**Available records:**
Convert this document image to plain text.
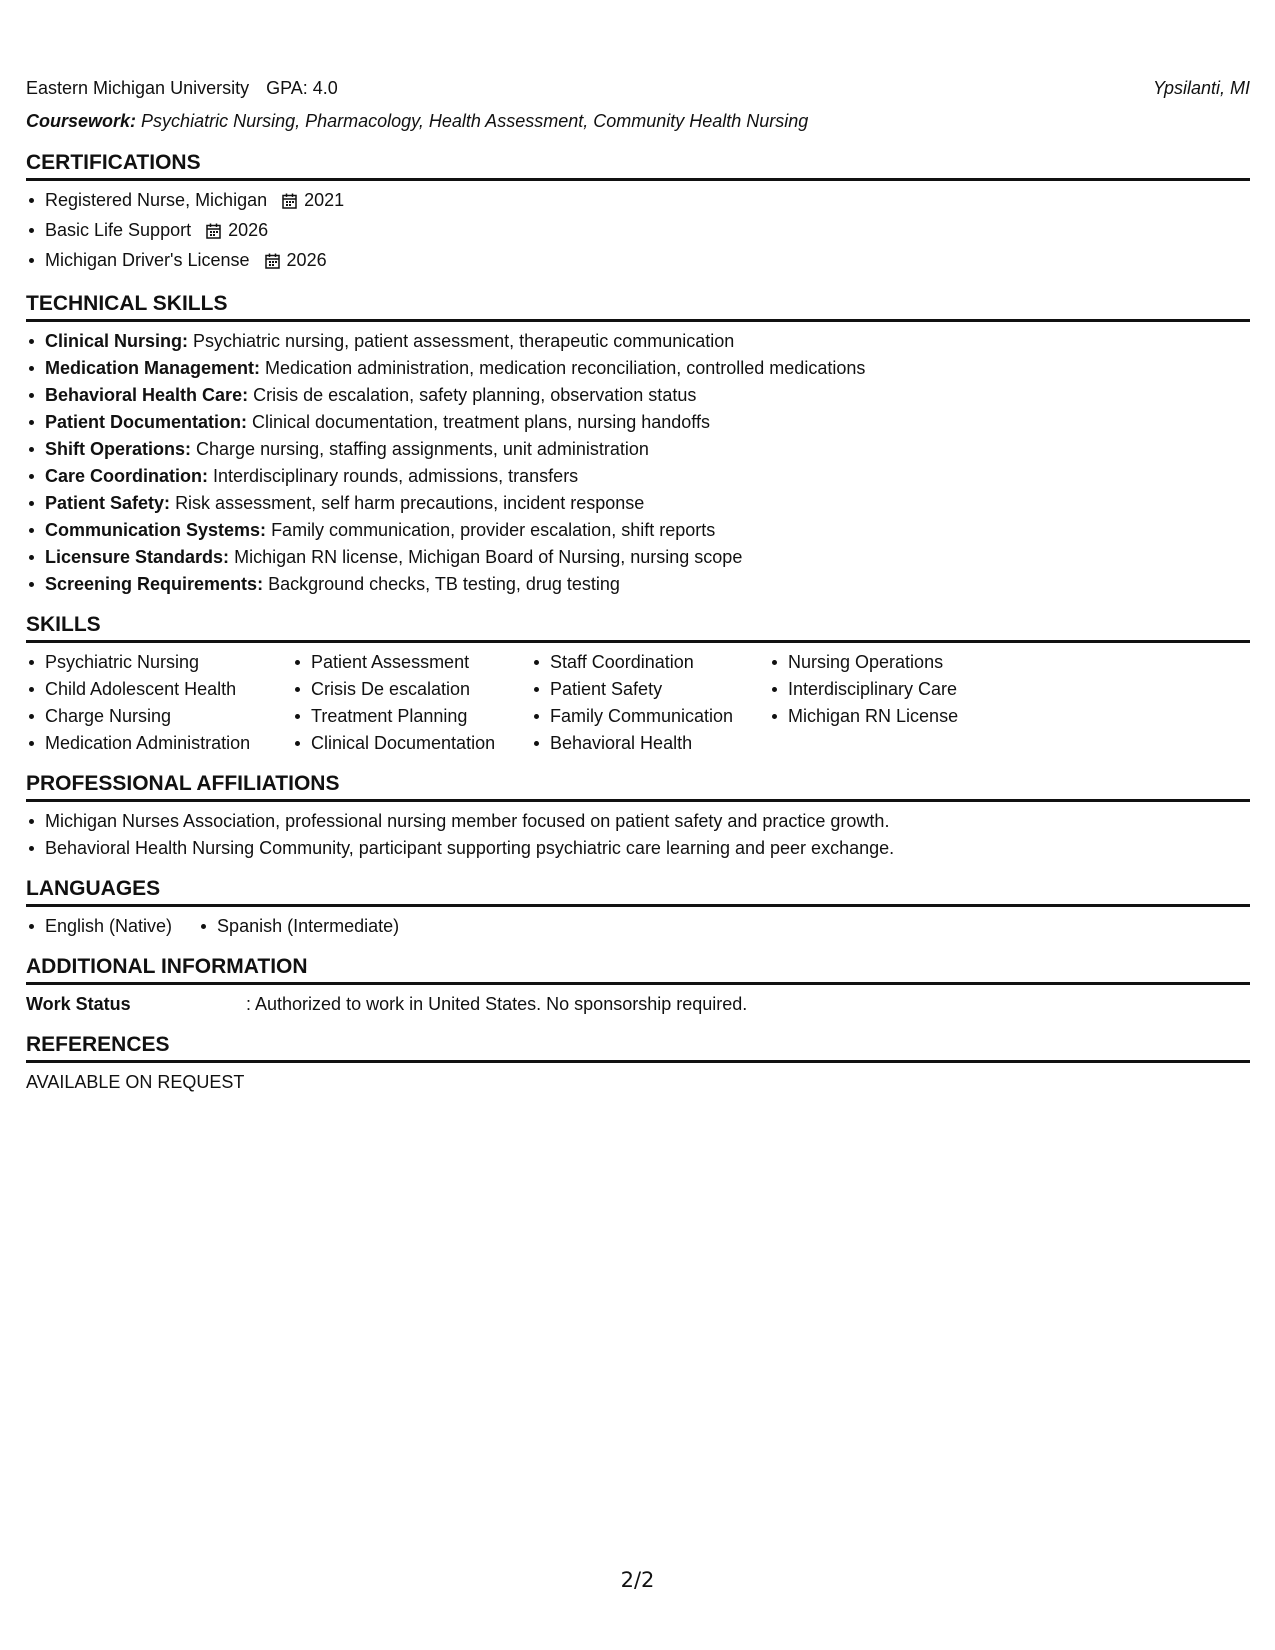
Eastern Michigan University GPA: 4.0	Ypsilanti, MI
Coursework: Psychiatric Nursing, Pharmacology, Health Assessment, Community Health Nursing
CERTIFICATIONS
Registered Nurse, Michigan 2021
Basic Life Support 2026
Michigan Driver's License 2026
TECHNICAL SKILLS
Clinical Nursing: Psychiatric nursing, patient assessment, therapeutic communication
Medication Management: Medication administration, medication reconciliation, controlled medications
Behavioral Health Care: Crisis de escalation, safety planning, observation status
Patient Documentation: Clinical documentation, treatment plans, nursing handoffs
Shift Operations: Charge nursing, staffing assignments, unit administration
Care Coordination: Interdisciplinary rounds, admissions, transfers
Patient Safety: Risk assessment, self harm precautions, incident response
Communication Systems: Family communication, provider escalation, shift reports
Licensure Standards: Michigan RN license, Michigan Board of Nursing, nursing scope
Screening Requirements: Background checks, TB testing, drug testing
SKILLS
Psychiatric Nursing
Child Adolescent Health
Charge Nursing
Medication Administration
Patient Assessment
Crisis De escalation
Treatment Planning
Clinical Documentation
Staff Coordination
Patient Safety
Family Communication
Behavioral Health
Nursing Operations
Interdisciplinary Care
Michigan RN License
PROFESSIONAL AFFILIATIONS
Michigan Nurses Association, professional nursing member focused on patient safety and practice growth.
Behavioral Health Nursing Community, participant supporting psychiatric care learning and peer exchange.
LANGUAGES
English (Native)	Spanish (Intermediate)
ADDITIONAL INFORMATION
Work Status	: Authorized to work in United States. No sponsorship required.
REFERENCES
AVAILABLE ON REQUEST
2/2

**Exercise prompt:** Pictures stay out; reproduce every line of the records exactly.

**Answer for the task:**
Convert this document image to plain text.
Eastern Michigan University GPA: 4.0	Ypsilanti, MI
Coursework: Psychiatric Nursing, Pharmacology, Health Assessment, Community Health Nursing
CERTIFICATIONS
Registered Nurse, Michigan 2021
Basic Life Support 2026
Michigan Driver's License 2026
TECHNICAL SKILLS
Clinical Nursing: Psychiatric nursing, patient assessment, therapeutic communication
Medication Management: Medication administration, medication reconciliation, controlled medications
Behavioral Health Care: Crisis de escalation, safety planning, observation status
Patient Documentation: Clinical documentation, treatment plans, nursing handoffs
Shift Operations: Charge nursing, staffing assignments, unit administration
Care Coordination: Interdisciplinary rounds, admissions, transfers
Patient Safety: Risk assessment, self harm precautions, incident response
Communication Systems: Family communication, provider escalation, shift reports
Licensure Standards: Michigan RN license, Michigan Board of Nursing, nursing scope
Screening Requirements: Background checks, TB testing, drug testing
SKILLS
Psychiatric Nursing
Child Adolescent Health
Charge Nursing
Medication Administration
Patient Assessment
Crisis De escalation
Treatment Planning
Clinical Documentation
Staff Coordination
Patient Safety
Family Communication
Behavioral Health
Nursing Operations
Interdisciplinary Care
Michigan RN License
PROFESSIONAL AFFILIATIONS
Michigan Nurses Association, professional nursing member focused on patient safety and practice growth.
Behavioral Health Nursing Community, participant supporting psychiatric care learning and peer exchange.
LANGUAGES
English (Native)	Spanish (Intermediate)
ADDITIONAL INFORMATION
Work Status	: Authorized to work in United States. No sponsorship required.
REFERENCES
AVAILABLE ON REQUEST
2/2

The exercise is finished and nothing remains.